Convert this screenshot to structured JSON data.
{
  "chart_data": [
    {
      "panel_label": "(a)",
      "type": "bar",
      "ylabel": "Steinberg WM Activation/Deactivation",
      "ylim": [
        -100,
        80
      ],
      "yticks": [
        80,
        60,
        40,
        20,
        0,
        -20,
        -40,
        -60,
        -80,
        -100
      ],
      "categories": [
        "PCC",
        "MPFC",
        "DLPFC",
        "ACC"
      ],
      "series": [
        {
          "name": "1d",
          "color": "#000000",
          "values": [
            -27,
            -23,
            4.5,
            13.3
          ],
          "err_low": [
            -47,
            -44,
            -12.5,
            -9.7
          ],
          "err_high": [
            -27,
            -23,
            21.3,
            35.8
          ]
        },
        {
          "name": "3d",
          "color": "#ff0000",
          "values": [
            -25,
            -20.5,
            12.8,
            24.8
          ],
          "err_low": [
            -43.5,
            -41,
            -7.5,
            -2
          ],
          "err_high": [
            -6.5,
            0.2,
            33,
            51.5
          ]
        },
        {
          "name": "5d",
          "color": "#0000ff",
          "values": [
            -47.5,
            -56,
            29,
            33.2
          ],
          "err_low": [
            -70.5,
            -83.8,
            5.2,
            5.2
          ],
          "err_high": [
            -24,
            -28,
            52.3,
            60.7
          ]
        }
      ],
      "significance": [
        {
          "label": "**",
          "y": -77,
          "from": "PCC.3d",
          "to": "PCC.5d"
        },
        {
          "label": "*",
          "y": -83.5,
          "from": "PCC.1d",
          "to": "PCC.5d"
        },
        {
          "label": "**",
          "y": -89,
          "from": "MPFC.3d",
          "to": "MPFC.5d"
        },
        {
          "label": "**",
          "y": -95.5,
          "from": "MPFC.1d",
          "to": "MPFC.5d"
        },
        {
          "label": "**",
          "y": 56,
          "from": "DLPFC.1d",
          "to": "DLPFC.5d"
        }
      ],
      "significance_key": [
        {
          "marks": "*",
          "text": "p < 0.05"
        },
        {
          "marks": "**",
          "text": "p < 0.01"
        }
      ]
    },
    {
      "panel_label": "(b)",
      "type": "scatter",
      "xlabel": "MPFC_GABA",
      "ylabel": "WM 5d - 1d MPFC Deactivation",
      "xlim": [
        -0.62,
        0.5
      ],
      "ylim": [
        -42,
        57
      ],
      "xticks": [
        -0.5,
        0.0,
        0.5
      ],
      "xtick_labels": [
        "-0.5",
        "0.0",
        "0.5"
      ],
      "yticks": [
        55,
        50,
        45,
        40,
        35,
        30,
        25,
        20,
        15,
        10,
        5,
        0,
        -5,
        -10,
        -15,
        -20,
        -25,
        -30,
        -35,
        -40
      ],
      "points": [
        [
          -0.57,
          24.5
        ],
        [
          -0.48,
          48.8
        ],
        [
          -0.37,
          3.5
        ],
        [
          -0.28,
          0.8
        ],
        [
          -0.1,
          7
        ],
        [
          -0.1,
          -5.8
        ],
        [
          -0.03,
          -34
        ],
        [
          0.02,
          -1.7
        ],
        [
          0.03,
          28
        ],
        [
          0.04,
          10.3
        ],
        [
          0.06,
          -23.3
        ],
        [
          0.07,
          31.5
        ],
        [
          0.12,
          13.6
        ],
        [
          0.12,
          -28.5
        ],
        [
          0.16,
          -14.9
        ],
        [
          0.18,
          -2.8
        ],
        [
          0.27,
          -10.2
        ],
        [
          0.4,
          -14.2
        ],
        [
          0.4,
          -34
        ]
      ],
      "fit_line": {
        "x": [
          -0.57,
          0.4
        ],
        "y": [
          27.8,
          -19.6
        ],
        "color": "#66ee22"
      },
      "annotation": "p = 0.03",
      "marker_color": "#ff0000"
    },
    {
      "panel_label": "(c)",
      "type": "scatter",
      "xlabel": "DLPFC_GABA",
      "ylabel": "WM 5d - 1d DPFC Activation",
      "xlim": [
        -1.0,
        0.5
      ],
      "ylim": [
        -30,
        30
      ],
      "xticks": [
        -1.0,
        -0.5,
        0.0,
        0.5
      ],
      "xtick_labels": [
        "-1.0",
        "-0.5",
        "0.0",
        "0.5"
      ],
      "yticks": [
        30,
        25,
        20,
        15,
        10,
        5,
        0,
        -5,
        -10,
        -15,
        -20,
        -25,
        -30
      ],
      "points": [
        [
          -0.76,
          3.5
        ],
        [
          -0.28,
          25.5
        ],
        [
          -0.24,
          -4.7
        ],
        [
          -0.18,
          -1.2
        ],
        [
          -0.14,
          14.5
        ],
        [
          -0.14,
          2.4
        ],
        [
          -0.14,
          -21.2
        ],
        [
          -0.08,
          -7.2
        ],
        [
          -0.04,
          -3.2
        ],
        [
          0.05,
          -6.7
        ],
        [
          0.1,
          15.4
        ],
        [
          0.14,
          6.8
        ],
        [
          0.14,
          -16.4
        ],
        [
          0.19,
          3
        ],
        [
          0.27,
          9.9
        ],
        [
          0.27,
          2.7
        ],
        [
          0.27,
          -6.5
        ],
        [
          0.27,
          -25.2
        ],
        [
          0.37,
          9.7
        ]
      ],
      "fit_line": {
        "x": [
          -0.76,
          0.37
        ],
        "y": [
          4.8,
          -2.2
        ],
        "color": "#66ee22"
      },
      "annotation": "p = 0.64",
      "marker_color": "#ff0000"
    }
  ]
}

• _Task description_: Reproduce each record exactly as it appears.

• _Result of this task_:
Convert this screenshot to structured JSON data.
{
  "chart_data": [
    {
      "panel_label": "(a)",
      "type": "bar",
      "ylabel": "Steinberg WM Activation/Deactivation",
      "ylim": [
        -100,
        80
      ],
      "yticks": [
        80,
        60,
        40,
        20,
        0,
        -20,
        -40,
        -60,
        -80,
        -100
      ],
      "categories": [
        "PCC",
        "MPFC",
        "DLPFC",
        "ACC"
      ],
      "series": [
        {
          "name": "1d",
          "color": "#000000",
          "values": [
            -27,
            -23,
            4.5,
            13.3
          ],
          "err_low": [
            -47,
            -44,
            -12.5,
            -9.7
          ],
          "err_high": [
            -27,
            -23,
            21.3,
            35.8
          ]
        },
        {
          "name": "3d",
          "color": "#ff0000",
          "values": [
            -25,
            -20.5,
            12.8,
            24.8
          ],
          "err_low": [
            -43.5,
            -41,
            -7.5,
            -2
          ],
          "err_high": [
            -6.5,
            0.2,
            33,
            51.5
          ]
        },
        {
          "name": "5d",
          "color": "#0000ff",
          "values": [
            -47.5,
            -56,
            29,
            33.2
          ],
          "err_low": [
            -70.5,
            -83.8,
            5.2,
            5.2
          ],
          "err_high": [
            -24,
            -28,
            52.3,
            60.7
          ]
        }
      ],
      "significance": [
        {
          "label": "**",
          "y": -77,
          "from": "PCC.3d",
          "to": "PCC.5d"
        },
        {
          "label": "*",
          "y": -83.5,
          "from": "PCC.1d",
          "to": "PCC.5d"
        },
        {
          "label": "**",
          "y": -89,
          "from": "MPFC.3d",
          "to": "MPFC.5d"
        },
        {
          "label": "**",
          "y": -95.5,
          "from": "MPFC.1d",
          "to": "MPFC.5d"
        },
        {
          "label": "**",
          "y": 56,
          "from": "DLPFC.1d",
          "to": "DLPFC.5d"
        }
      ],
      "significance_key": [
        {
          "marks": "*",
          "text": "p < 0.05"
        },
        {
          "marks": "**",
          "text": "p < 0.01"
        }
      ]
    },
    {
      "panel_label": "(b)",
      "type": "scatter",
      "xlabel": "MPFC_GABA",
      "ylabel": "WM 5d - 1d MPFC Deactivation",
      "xlim": [
        -0.62,
        0.5
      ],
      "ylim": [
        -42,
        57
      ],
      "xticks": [
        -0.5,
        0.0,
        0.5
      ],
      "xtick_labels": [
        "-0.5",
        "0.0",
        "0.5"
      ],
      "yticks": [
        55,
        50,
        45,
        40,
        35,
        30,
        25,
        20,
        15,
        10,
        5,
        0,
        -5,
        -10,
        -15,
        -20,
        -25,
        -30,
        -35,
        -40
      ],
      "points": [
        [
          -0.57,
          24.5
        ],
        [
          -0.48,
          48.8
        ],
        [
          -0.37,
          3.5
        ],
        [
          -0.28,
          0.8
        ],
        [
          -0.1,
          7
        ],
        [
          -0.1,
          -5.8
        ],
        [
          -0.03,
          -34
        ],
        [
          0.02,
          -1.7
        ],
        [
          0.03,
          28
        ],
        [
          0.04,
          10.3
        ],
        [
          0.06,
          -23.3
        ],
        [
          0.07,
          31.5
        ],
        [
          0.12,
          13.6
        ],
        [
          0.12,
          -28.5
        ],
        [
          0.16,
          -14.9
        ],
        [
          0.18,
          -2.8
        ],
        [
          0.27,
          -10.2
        ],
        [
          0.4,
          -14.2
        ],
        [
          0.4,
          -34
        ]
      ],
      "fit_line": {
        "x": [
          -0.57,
          0.4
        ],
        "y": [
          27.8,
          -19.6
        ],
        "color": "#66ee22"
      },
      "annotation": "p = 0.03",
      "marker_color": "#ff0000"
    },
    {
      "panel_label": "(c)",
      "type": "scatter",
      "xlabel": "DLPFC_GABA",
      "ylabel": "WM 5d - 1d DPFC Activation",
      "xlim": [
        -1.0,
        0.5
      ],
      "ylim": [
        -30,
        30
      ],
      "xticks": [
        -1.0,
        -0.5,
        0.0,
        0.5
      ],
      "xtick_labels": [
        "-1.0",
        "-0.5",
        "0.0",
        "0.5"
      ],
      "yticks": [
        30,
        25,
        20,
        15,
        10,
        5,
        0,
        -5,
        -10,
        -15,
        -20,
        -25,
        -30
      ],
      "points": [
        [
          -0.76,
          3.5
        ],
        [
          -0.28,
          25.5
        ],
        [
          -0.24,
          -4.7
        ],
        [
          -0.18,
          -1.2
        ],
        [
          -0.14,
          14.5
        ],
        [
          -0.14,
          2.4
        ],
        [
          -0.14,
          -21.2
        ],
        [
          -0.08,
          -7.2
        ],
        [
          -0.04,
          -3.2
        ],
        [
          0.05,
          -6.7
        ],
        [
          0.1,
          15.4
        ],
        [
          0.14,
          6.8
        ],
        [
          0.14,
          -16.4
        ],
        [
          0.19,
          3
        ],
        [
          0.27,
          9.9
        ],
        [
          0.27,
          2.7
        ],
        [
          0.27,
          -6.5
        ],
        [
          0.27,
          -25.2
        ],
        [
          0.37,
          9.7
        ]
      ],
      "fit_line": {
        "x": [
          -0.76,
          0.37
        ],
        "y": [
          4.8,
          -2.2
        ],
        "color": "#66ee22"
      },
      "annotation": "p = 0.64",
      "marker_color": "#ff0000"
    }
  ]
}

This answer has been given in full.